Collected data:
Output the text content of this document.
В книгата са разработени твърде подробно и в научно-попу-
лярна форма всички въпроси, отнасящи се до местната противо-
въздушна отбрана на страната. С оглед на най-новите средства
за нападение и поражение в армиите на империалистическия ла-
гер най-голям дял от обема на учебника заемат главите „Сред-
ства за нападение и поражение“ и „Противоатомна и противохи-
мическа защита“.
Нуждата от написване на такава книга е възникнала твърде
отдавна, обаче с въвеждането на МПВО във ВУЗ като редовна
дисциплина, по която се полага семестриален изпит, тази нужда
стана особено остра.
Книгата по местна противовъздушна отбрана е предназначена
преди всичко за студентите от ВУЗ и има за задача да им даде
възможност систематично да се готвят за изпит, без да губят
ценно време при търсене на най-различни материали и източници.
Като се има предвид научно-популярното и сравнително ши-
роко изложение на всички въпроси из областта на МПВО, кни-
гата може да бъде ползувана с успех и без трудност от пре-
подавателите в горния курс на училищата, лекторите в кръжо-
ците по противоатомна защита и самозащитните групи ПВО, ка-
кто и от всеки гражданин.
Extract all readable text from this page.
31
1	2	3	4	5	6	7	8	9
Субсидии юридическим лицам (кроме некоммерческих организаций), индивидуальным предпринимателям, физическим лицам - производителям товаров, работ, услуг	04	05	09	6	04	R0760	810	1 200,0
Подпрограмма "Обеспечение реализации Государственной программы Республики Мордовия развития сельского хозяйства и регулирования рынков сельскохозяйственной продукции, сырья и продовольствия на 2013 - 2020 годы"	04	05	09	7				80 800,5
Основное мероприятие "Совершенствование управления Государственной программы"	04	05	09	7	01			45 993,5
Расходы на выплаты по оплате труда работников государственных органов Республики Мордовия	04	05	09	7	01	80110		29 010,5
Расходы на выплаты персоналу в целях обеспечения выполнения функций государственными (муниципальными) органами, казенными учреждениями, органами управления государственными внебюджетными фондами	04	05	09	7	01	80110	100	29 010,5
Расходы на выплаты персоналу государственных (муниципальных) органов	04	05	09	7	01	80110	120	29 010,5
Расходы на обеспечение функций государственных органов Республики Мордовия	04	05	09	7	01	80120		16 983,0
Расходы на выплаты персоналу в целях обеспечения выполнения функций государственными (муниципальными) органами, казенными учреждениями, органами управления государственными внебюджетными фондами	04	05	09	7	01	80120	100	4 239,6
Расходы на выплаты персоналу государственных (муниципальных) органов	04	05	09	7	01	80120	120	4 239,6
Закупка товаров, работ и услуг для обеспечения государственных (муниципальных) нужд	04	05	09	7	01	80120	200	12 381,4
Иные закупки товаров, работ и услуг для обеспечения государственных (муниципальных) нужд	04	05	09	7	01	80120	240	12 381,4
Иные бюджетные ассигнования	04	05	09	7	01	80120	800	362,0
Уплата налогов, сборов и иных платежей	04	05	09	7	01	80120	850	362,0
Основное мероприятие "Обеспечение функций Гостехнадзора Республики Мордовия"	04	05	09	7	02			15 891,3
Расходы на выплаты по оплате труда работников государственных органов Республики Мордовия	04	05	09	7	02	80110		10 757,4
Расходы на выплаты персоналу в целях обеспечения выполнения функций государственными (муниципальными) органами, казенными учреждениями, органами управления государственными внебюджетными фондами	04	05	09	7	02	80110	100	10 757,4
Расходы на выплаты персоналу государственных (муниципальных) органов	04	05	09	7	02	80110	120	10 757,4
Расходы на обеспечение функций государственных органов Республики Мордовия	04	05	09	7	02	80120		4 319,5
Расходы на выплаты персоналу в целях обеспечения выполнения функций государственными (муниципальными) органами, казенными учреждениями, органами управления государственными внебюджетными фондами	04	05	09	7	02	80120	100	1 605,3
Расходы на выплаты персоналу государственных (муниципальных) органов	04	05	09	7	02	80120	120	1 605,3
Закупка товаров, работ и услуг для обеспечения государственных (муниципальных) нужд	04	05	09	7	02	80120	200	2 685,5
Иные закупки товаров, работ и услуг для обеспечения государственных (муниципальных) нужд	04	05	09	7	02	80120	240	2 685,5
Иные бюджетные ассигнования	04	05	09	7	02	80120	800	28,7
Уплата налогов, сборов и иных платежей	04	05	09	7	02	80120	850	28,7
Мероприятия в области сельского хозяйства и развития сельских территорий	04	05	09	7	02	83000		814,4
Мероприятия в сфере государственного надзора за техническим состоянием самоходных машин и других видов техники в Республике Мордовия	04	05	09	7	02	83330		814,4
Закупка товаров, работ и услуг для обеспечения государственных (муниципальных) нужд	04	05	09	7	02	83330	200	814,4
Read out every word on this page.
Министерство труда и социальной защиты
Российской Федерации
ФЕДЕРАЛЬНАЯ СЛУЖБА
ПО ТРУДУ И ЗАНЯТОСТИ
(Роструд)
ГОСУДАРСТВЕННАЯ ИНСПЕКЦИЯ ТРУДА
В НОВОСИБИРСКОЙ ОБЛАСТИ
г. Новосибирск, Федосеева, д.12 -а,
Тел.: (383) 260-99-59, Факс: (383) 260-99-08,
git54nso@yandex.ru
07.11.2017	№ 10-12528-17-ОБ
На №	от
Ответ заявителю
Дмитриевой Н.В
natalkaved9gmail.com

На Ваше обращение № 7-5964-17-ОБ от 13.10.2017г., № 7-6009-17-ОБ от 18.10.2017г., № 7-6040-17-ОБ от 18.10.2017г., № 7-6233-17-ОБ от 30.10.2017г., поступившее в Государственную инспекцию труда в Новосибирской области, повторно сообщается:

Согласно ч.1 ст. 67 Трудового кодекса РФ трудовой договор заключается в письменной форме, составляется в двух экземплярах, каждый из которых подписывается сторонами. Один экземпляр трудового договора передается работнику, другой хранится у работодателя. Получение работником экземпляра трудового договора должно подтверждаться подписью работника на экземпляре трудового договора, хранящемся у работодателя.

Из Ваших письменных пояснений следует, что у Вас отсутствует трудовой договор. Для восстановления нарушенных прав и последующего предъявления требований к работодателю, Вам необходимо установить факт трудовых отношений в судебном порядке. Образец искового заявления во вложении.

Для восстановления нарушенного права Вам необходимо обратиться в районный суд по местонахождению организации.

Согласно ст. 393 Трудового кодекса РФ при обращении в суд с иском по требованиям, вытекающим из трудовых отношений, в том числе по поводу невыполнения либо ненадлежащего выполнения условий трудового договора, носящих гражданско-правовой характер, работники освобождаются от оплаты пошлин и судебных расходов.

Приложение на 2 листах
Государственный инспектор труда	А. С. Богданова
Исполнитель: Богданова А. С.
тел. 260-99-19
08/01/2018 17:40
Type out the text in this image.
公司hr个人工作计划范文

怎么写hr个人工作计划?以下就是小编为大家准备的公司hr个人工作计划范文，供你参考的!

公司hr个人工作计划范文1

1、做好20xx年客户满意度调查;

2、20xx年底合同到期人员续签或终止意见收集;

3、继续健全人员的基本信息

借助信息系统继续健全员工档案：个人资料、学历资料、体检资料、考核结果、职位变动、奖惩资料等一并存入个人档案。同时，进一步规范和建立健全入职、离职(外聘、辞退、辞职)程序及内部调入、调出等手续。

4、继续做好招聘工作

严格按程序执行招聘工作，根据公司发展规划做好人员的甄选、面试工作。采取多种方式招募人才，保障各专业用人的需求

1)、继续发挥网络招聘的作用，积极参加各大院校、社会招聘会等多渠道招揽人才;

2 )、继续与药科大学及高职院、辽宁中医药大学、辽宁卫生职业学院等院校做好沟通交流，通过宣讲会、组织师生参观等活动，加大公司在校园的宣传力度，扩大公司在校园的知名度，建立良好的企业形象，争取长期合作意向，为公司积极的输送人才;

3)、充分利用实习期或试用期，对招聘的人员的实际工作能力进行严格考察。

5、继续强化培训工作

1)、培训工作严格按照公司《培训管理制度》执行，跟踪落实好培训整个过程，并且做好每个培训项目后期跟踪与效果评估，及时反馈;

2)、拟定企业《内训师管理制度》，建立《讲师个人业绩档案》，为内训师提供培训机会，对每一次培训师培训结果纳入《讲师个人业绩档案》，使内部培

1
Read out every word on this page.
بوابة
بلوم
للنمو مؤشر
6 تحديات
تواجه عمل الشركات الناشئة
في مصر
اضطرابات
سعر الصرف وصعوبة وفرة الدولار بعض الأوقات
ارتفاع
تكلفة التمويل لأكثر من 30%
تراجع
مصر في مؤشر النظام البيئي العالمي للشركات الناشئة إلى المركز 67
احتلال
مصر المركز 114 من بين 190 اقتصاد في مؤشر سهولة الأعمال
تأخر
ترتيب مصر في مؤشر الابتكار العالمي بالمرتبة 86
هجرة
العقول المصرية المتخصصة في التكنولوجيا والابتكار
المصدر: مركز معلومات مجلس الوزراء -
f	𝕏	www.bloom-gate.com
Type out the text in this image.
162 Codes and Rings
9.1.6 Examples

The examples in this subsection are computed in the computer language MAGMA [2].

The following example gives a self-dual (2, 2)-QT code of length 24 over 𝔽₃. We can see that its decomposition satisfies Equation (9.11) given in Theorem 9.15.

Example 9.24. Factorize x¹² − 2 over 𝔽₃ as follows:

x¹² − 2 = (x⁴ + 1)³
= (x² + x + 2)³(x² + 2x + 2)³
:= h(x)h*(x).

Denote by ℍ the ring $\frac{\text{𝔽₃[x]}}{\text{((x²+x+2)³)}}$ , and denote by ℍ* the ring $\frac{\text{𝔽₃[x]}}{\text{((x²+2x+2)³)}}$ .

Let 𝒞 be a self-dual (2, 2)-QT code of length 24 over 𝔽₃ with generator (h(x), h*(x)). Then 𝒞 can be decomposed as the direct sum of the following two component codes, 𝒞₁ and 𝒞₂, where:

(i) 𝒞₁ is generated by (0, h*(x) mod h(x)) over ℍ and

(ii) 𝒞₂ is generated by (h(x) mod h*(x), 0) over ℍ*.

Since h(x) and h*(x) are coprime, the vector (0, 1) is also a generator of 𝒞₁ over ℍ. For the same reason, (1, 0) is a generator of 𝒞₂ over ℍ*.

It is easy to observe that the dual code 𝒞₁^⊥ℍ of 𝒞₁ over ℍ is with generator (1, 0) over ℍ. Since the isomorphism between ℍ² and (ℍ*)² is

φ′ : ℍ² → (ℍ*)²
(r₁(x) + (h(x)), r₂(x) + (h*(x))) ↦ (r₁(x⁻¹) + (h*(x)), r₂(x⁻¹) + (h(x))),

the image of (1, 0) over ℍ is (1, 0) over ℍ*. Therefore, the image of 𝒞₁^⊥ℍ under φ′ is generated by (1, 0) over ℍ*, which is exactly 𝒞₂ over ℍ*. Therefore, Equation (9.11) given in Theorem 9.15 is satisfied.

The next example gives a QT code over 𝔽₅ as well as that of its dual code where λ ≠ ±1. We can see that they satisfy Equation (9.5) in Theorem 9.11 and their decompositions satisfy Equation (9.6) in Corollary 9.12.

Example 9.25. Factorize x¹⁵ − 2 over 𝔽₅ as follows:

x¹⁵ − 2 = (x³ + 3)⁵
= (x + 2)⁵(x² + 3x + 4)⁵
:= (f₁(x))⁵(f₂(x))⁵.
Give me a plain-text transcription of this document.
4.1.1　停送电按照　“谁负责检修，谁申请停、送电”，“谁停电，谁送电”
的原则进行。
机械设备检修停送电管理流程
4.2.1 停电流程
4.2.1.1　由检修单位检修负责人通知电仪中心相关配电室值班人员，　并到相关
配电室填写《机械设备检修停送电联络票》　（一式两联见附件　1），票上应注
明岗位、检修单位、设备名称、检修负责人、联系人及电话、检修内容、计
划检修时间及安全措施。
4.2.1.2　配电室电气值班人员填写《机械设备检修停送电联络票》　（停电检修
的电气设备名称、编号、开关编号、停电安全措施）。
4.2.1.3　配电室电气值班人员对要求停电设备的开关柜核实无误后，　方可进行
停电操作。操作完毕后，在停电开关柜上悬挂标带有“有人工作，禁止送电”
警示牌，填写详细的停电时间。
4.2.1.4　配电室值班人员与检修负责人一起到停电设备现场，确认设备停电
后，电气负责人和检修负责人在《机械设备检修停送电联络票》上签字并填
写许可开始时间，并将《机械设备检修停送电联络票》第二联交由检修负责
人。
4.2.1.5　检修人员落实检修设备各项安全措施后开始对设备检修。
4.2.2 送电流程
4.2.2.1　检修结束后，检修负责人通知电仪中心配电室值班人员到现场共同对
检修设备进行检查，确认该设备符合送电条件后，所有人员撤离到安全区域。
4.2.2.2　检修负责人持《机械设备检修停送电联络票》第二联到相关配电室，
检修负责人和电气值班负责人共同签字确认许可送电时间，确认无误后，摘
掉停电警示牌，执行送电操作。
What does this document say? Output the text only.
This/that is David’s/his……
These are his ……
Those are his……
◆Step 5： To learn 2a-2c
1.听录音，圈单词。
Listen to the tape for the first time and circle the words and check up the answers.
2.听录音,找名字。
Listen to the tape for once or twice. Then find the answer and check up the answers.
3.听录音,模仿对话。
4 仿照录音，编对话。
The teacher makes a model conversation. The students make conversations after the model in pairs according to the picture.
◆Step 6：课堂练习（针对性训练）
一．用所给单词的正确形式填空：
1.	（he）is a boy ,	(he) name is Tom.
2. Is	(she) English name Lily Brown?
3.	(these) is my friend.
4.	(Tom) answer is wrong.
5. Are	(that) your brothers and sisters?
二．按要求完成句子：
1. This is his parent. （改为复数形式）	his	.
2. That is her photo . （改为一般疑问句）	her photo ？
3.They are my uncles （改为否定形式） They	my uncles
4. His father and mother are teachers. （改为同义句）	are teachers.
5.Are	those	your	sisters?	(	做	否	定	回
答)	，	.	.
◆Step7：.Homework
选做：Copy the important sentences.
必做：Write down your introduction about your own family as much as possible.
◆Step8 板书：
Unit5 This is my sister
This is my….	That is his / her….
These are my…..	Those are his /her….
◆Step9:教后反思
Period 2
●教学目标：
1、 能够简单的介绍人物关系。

### EXERCISE
Return all lines with the word "generator" in them.

### COMPLETE ANSWER
Let 𝒞 be a self-dual (2, 2)-QT code of length 24 over 𝔽₃ with generator (h(x), h*(x)). Then 𝒞 can be decomposed as the direct sum of the following two component codes, 𝒞₁ and 𝒞₂, where:
Since h(x) and h*(x) are coprime, the vector (0, 1) is also a generator of 𝒞₁ over ℍ. For the same reason, (1, 0) is a generator of 𝒞₂ over ℍ*.
It is easy to observe that the dual code 𝒞₁^⊥ℍ of 𝒞₁ over ℍ is with generator (1, 0) over ℍ. Since the isomorphism between ℍ² and (ℍ*)² is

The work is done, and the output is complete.